##### Entries #####

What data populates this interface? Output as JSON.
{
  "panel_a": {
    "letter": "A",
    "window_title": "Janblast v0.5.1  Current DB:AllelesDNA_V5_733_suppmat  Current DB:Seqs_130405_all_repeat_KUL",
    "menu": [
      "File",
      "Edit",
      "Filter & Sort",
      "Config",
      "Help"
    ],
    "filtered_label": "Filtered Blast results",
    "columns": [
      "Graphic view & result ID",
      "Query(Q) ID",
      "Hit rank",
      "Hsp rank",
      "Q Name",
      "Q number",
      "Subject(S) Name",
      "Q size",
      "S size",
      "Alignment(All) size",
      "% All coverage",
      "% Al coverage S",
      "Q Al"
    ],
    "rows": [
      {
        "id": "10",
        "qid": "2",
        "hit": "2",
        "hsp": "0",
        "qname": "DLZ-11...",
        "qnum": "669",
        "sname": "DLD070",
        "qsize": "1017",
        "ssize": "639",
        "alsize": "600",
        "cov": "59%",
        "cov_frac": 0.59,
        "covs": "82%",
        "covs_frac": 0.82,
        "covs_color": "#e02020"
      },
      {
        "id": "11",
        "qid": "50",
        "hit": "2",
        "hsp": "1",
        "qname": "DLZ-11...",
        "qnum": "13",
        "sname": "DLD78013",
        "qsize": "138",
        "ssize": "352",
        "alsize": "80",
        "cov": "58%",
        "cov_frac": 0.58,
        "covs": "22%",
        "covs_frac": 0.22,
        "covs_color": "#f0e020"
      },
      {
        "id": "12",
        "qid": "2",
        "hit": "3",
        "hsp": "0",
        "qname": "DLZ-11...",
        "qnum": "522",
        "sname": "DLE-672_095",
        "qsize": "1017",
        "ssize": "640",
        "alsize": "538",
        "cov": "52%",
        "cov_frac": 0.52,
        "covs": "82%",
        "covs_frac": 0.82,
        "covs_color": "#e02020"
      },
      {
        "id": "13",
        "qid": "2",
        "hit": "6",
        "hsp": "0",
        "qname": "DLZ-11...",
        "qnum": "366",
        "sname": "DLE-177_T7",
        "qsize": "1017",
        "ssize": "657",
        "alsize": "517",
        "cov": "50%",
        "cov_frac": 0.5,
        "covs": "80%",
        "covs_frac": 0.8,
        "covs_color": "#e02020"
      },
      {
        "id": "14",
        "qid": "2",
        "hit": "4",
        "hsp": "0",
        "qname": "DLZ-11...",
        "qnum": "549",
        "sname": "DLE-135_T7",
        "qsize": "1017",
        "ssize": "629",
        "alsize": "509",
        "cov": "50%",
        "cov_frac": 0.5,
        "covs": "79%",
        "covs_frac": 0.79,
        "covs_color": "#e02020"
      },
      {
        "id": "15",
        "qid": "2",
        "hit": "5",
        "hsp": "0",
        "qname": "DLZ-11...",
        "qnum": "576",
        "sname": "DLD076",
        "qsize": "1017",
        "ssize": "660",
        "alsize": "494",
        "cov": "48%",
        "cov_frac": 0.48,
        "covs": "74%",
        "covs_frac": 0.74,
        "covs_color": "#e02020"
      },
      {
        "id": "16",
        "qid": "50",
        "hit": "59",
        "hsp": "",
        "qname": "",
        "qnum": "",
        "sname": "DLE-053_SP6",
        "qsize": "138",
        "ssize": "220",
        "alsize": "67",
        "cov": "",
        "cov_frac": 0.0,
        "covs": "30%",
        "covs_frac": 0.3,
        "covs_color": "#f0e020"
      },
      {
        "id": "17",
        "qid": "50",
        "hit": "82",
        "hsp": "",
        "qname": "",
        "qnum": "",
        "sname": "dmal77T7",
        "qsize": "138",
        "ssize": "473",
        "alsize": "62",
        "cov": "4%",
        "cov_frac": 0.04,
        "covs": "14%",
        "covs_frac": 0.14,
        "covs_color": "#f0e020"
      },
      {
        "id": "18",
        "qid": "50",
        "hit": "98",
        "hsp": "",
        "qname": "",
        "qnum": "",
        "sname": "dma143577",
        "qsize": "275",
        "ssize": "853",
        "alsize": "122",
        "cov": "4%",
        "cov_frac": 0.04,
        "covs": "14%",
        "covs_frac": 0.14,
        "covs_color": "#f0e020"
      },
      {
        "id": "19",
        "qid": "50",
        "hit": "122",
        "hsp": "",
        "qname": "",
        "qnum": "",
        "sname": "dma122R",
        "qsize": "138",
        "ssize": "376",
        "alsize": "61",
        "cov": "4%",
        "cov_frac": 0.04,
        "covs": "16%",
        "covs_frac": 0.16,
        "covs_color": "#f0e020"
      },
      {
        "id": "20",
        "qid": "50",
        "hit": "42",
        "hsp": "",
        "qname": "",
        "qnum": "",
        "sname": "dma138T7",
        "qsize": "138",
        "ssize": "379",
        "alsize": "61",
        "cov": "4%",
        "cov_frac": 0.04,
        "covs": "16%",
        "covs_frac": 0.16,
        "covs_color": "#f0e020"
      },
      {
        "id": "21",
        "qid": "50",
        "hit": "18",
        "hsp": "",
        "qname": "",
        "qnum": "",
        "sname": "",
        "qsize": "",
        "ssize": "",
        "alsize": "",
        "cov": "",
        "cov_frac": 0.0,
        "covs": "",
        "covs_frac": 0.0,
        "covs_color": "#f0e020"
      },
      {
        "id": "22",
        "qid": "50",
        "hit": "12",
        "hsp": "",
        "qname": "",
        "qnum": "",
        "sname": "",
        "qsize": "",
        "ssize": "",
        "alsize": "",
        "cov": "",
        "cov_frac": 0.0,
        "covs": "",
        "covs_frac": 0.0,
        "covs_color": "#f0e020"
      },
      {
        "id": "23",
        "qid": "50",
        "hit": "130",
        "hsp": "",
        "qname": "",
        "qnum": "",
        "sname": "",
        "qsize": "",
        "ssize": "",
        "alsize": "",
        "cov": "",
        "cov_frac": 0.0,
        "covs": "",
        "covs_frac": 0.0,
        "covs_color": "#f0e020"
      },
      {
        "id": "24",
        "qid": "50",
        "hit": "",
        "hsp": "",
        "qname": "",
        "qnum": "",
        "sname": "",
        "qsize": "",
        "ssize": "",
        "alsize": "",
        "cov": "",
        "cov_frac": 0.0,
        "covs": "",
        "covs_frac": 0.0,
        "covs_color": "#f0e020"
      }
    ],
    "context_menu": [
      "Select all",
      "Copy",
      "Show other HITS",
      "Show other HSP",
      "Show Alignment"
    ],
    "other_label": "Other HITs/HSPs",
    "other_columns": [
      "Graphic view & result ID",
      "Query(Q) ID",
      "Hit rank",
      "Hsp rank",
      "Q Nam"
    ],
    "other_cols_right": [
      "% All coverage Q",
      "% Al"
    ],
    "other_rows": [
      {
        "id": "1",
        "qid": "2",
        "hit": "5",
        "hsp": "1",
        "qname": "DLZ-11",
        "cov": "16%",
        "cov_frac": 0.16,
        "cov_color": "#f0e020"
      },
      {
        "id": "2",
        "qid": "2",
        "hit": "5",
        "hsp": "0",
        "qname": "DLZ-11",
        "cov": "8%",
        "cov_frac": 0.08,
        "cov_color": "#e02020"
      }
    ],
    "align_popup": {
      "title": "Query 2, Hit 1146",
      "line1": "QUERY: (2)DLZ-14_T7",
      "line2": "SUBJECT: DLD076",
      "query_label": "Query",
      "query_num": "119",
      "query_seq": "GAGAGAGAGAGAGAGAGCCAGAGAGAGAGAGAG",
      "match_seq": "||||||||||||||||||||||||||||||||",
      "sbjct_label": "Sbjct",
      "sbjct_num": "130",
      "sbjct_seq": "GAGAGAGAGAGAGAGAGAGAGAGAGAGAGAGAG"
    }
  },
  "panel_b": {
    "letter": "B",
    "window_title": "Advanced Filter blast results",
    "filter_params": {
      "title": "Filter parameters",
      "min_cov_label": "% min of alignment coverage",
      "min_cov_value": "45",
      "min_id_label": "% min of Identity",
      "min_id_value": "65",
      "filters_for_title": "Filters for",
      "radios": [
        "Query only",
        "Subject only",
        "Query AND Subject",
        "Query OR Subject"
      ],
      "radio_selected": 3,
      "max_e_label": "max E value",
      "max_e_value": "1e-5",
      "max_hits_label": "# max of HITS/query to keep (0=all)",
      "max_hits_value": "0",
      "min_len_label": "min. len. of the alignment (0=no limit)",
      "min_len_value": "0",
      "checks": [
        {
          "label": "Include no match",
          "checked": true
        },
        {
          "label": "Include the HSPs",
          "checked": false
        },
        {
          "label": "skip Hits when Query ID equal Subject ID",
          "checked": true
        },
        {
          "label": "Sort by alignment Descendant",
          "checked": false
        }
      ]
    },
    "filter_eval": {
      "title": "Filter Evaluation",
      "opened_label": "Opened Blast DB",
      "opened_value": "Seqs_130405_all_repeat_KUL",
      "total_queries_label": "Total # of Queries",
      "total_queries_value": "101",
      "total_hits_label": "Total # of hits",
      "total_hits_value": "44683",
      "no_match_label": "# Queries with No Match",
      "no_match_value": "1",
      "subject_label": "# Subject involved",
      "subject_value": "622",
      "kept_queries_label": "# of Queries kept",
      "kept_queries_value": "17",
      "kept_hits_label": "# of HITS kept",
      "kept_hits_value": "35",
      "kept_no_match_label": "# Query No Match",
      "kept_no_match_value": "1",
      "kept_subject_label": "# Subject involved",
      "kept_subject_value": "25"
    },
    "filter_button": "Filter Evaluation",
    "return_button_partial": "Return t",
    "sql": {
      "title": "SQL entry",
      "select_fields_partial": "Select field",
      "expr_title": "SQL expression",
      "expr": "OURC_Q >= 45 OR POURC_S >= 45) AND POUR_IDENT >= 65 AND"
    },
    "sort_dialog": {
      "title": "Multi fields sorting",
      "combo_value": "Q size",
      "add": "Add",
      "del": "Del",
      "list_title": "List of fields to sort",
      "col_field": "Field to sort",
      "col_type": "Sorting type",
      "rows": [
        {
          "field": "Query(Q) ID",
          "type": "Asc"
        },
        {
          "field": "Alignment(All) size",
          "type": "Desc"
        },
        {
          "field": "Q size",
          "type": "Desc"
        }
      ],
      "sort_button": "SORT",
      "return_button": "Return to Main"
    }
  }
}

#####

▶ _Problem statement_
Report back each line of the entries that holds the string "Evaluation".

▶ _Correct answer_
      "title": "Filter Evaluation",
    "filter_button": "Filter Evaluation",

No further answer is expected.